**WHAT IS EXPECTED**.
Without including any images, reproduce each entry exactly.

**SUPPLIED DATA**.

==============================

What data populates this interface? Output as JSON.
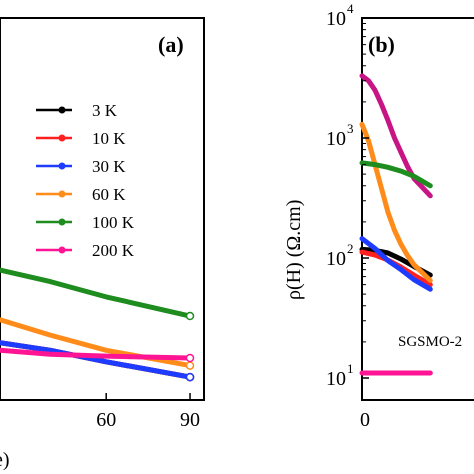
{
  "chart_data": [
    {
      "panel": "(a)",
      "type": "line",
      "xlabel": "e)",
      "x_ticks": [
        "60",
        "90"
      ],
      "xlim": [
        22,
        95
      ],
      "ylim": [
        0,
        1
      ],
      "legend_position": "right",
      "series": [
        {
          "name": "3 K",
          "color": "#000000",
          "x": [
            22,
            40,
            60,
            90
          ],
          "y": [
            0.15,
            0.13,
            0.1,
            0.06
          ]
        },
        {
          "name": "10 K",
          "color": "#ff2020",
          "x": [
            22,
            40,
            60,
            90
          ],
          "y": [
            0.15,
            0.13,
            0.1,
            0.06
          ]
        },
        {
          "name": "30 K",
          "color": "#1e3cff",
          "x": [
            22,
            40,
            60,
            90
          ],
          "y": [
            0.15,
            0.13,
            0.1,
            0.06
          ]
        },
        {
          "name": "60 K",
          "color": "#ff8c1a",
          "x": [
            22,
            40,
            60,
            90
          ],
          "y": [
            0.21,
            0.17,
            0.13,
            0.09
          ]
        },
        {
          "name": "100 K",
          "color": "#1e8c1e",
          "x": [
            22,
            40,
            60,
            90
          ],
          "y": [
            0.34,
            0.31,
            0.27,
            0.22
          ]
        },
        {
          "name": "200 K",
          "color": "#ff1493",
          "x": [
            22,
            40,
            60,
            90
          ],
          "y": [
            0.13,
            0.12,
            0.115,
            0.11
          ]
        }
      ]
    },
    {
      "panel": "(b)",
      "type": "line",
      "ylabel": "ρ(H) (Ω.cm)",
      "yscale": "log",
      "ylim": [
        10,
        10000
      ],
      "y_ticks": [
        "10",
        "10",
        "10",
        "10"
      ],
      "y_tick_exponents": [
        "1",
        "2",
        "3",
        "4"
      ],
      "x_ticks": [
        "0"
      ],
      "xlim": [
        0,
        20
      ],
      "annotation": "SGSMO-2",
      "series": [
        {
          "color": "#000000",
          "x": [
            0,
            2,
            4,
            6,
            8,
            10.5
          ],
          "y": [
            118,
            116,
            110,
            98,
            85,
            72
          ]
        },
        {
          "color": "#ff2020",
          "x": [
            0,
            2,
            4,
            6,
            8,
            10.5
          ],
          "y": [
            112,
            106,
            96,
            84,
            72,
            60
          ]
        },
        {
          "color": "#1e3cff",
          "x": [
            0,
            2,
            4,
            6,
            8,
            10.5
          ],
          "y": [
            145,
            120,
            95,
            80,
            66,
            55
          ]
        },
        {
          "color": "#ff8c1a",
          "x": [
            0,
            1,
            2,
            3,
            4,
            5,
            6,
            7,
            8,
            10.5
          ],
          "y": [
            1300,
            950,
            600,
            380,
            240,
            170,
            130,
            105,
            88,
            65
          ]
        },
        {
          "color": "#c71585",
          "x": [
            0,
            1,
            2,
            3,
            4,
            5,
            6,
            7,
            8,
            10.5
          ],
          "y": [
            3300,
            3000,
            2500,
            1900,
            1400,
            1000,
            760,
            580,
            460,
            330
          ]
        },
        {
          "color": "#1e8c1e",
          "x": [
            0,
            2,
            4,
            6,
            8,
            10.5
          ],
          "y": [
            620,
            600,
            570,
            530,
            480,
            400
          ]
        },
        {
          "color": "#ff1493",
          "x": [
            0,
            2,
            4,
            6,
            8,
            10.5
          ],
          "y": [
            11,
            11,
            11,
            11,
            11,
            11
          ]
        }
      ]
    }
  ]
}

==============================

**WRITTEN SOLUTION**.
What data populates this interface? Output as JSON.
{
  "chart_data": [
    {
      "panel": "(a)",
      "type": "line",
      "xlabel": "e)",
      "x_ticks": [
        "60",
        "90"
      ],
      "xlim": [
        22,
        95
      ],
      "ylim": [
        0,
        1
      ],
      "legend_position": "right",
      "series": [
        {
          "name": "3 K",
          "color": "#000000",
          "x": [
            22,
            40,
            60,
            90
          ],
          "y": [
            0.15,
            0.13,
            0.1,
            0.06
          ]
        },
        {
          "name": "10 K",
          "color": "#ff2020",
          "x": [
            22,
            40,
            60,
            90
          ],
          "y": [
            0.15,
            0.13,
            0.1,
            0.06
          ]
        },
        {
          "name": "30 K",
          "color": "#1e3cff",
          "x": [
            22,
            40,
            60,
            90
          ],
          "y": [
            0.15,
            0.13,
            0.1,
            0.06
          ]
        },
        {
          "name": "60 K",
          "color": "#ff8c1a",
          "x": [
            22,
            40,
            60,
            90
          ],
          "y": [
            0.21,
            0.17,
            0.13,
            0.09
          ]
        },
        {
          "name": "100 K",
          "color": "#1e8c1e",
          "x": [
            22,
            40,
            60,
            90
          ],
          "y": [
            0.34,
            0.31,
            0.27,
            0.22
          ]
        },
        {
          "name": "200 K",
          "color": "#ff1493",
          "x": [
            22,
            40,
            60,
            90
          ],
          "y": [
            0.13,
            0.12,
            0.115,
            0.11
          ]
        }
      ]
    },
    {
      "panel": "(b)",
      "type": "line",
      "ylabel": "ρ(H) (Ω.cm)",
      "yscale": "log",
      "ylim": [
        10,
        10000
      ],
      "y_ticks": [
        "10",
        "10",
        "10",
        "10"
      ],
      "y_tick_exponents": [
        "1",
        "2",
        "3",
        "4"
      ],
      "x_ticks": [
        "0"
      ],
      "xlim": [
        0,
        20
      ],
      "annotation": "SGSMO-2",
      "series": [
        {
          "color": "#000000",
          "x": [
            0,
            2,
            4,
            6,
            8,
            10.5
          ],
          "y": [
            118,
            116,
            110,
            98,
            85,
            72
          ]
        },
        {
          "color": "#ff2020",
          "x": [
            0,
            2,
            4,
            6,
            8,
            10.5
          ],
          "y": [
            112,
            106,
            96,
            84,
            72,
            60
          ]
        },
        {
          "color": "#1e3cff",
          "x": [
            0,
            2,
            4,
            6,
            8,
            10.5
          ],
          "y": [
            145,
            120,
            95,
            80,
            66,
            55
          ]
        },
        {
          "color": "#ff8c1a",
          "x": [
            0,
            1,
            2,
            3,
            4,
            5,
            6,
            7,
            8,
            10.5
          ],
          "y": [
            1300,
            950,
            600,
            380,
            240,
            170,
            130,
            105,
            88,
            65
          ]
        },
        {
          "color": "#c71585",
          "x": [
            0,
            1,
            2,
            3,
            4,
            5,
            6,
            7,
            8,
            10.5
          ],
          "y": [
            3300,
            3000,
            2500,
            1900,
            1400,
            1000,
            760,
            580,
            460,
            330
          ]
        },
        {
          "color": "#1e8c1e",
          "x": [
            0,
            2,
            4,
            6,
            8,
            10.5
          ],
          "y": [
            620,
            600,
            570,
            530,
            480,
            400
          ]
        },
        {
          "color": "#ff1493",
          "x": [
            0,
            2,
            4,
            6,
            8,
            10.5
          ],
          "y": [
            11,
            11,
            11,
            11,
            11,
            11
          ]
        }
      ]
    }
  ]
}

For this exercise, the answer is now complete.